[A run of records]

—————

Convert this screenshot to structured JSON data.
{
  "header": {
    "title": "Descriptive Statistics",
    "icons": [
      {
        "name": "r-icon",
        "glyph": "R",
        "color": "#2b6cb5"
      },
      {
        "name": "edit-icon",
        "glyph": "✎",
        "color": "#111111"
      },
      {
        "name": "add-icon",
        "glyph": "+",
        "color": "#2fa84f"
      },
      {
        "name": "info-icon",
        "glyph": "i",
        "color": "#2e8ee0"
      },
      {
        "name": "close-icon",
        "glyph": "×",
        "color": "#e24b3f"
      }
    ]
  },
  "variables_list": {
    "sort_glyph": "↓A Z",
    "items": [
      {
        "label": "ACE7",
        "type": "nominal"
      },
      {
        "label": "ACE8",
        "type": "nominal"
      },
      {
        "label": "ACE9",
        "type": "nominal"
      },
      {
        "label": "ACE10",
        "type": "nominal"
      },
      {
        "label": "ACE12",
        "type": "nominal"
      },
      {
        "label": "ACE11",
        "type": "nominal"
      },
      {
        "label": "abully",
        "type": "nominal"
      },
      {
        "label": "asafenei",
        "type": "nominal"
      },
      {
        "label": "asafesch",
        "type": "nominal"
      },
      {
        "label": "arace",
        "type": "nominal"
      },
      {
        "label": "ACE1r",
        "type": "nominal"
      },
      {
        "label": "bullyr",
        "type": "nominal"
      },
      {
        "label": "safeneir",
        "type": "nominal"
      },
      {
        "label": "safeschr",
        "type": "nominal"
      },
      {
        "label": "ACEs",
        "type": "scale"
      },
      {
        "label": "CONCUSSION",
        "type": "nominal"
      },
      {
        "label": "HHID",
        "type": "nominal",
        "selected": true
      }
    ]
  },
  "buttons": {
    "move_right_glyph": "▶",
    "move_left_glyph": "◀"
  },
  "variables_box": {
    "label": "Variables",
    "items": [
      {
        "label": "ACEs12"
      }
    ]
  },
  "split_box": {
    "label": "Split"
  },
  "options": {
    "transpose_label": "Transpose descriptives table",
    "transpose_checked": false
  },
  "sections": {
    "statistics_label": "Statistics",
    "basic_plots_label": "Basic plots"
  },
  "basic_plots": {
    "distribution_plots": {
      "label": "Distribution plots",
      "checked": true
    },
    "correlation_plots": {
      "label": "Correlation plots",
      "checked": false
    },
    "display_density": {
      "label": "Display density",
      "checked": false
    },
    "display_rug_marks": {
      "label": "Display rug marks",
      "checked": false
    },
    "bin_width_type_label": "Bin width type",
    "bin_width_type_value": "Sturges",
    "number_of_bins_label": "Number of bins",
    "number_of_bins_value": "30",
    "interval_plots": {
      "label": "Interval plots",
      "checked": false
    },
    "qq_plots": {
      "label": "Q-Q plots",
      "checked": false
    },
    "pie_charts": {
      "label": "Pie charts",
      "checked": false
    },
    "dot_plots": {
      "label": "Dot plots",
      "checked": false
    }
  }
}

—————

== What the task asks ==
Each record above should be output again exactly.

== Worked answer ==
Convert this screenshot to structured JSON data.
{
  "header": {
    "title": "Descriptive Statistics",
    "icons": [
      {
        "name": "r-icon",
        "glyph": "R",
        "color": "#2b6cb5"
      },
      {
        "name": "edit-icon",
        "glyph": "✎",
        "color": "#111111"
      },
      {
        "name": "add-icon",
        "glyph": "+",
        "color": "#2fa84f"
      },
      {
        "name": "info-icon",
        "glyph": "i",
        "color": "#2e8ee0"
      },
      {
        "name": "close-icon",
        "glyph": "×",
        "color": "#e24b3f"
      }
    ]
  },
  "variables_list": {
    "sort_glyph": "↓A Z",
    "items": [
      {
        "label": "ACE7",
        "type": "nominal"
      },
      {
        "label": "ACE8",
        "type": "nominal"
      },
      {
        "label": "ACE9",
        "type": "nominal"
      },
      {
        "label": "ACE10",
        "type": "nominal"
      },
      {
        "label": "ACE12",
        "type": "nominal"
      },
      {
        "label": "ACE11",
        "type": "nominal"
      },
      {
        "label": "abully",
        "type": "nominal"
      },
      {
        "label": "asafenei",
        "type": "nominal"
      },
      {
        "label": "asafesch",
        "type": "nominal"
      },
      {
        "label": "arace",
        "type": "nominal"
      },
      {
        "label": "ACE1r",
        "type": "nominal"
      },
      {
        "label": "bullyr",
        "type": "nominal"
      },
      {
        "label": "safeneir",
        "type": "nominal"
      },
      {
        "label": "safeschr",
        "type": "nominal"
      },
      {
        "label": "ACEs",
        "type": "scale"
      },
      {
        "label": "CONCUSSION",
        "type": "nominal"
      },
      {
        "label": "HHID",
        "type": "nominal",
        "selected": true
      }
    ]
  },
  "buttons": {
    "move_right_glyph": "▶",
    "move_left_glyph": "◀"
  },
  "variables_box": {
    "label": "Variables",
    "items": [
      {
        "label": "ACEs12"
      }
    ]
  },
  "split_box": {
    "label": "Split"
  },
  "options": {
    "transpose_label": "Transpose descriptives table",
    "transpose_checked": false
  },
  "sections": {
    "statistics_label": "Statistics",
    "basic_plots_label": "Basic plots"
  },
  "basic_plots": {
    "distribution_plots": {
      "label": "Distribution plots",
      "checked": true
    },
    "correlation_plots": {
      "label": "Correlation plots",
      "checked": false
    },
    "display_density": {
      "label": "Display density",
      "checked": false
    },
    "display_rug_marks": {
      "label": "Display rug marks",
      "checked": false
    },
    "bin_width_type_label": "Bin width type",
    "bin_width_type_value": "Sturges",
    "number_of_bins_label": "Number of bins",
    "number_of_bins_value": "30",
    "interval_plots": {
      "label": "Interval plots",
      "checked": false
    },
    "qq_plots": {
      "label": "Q-Q plots",
      "checked": false
    },
    "pie_charts": {
      "label": "Pie charts",
      "checked": false
    },
    "dot_plots": {
      "label": "Dot plots",
      "checked": false
    }
  }
}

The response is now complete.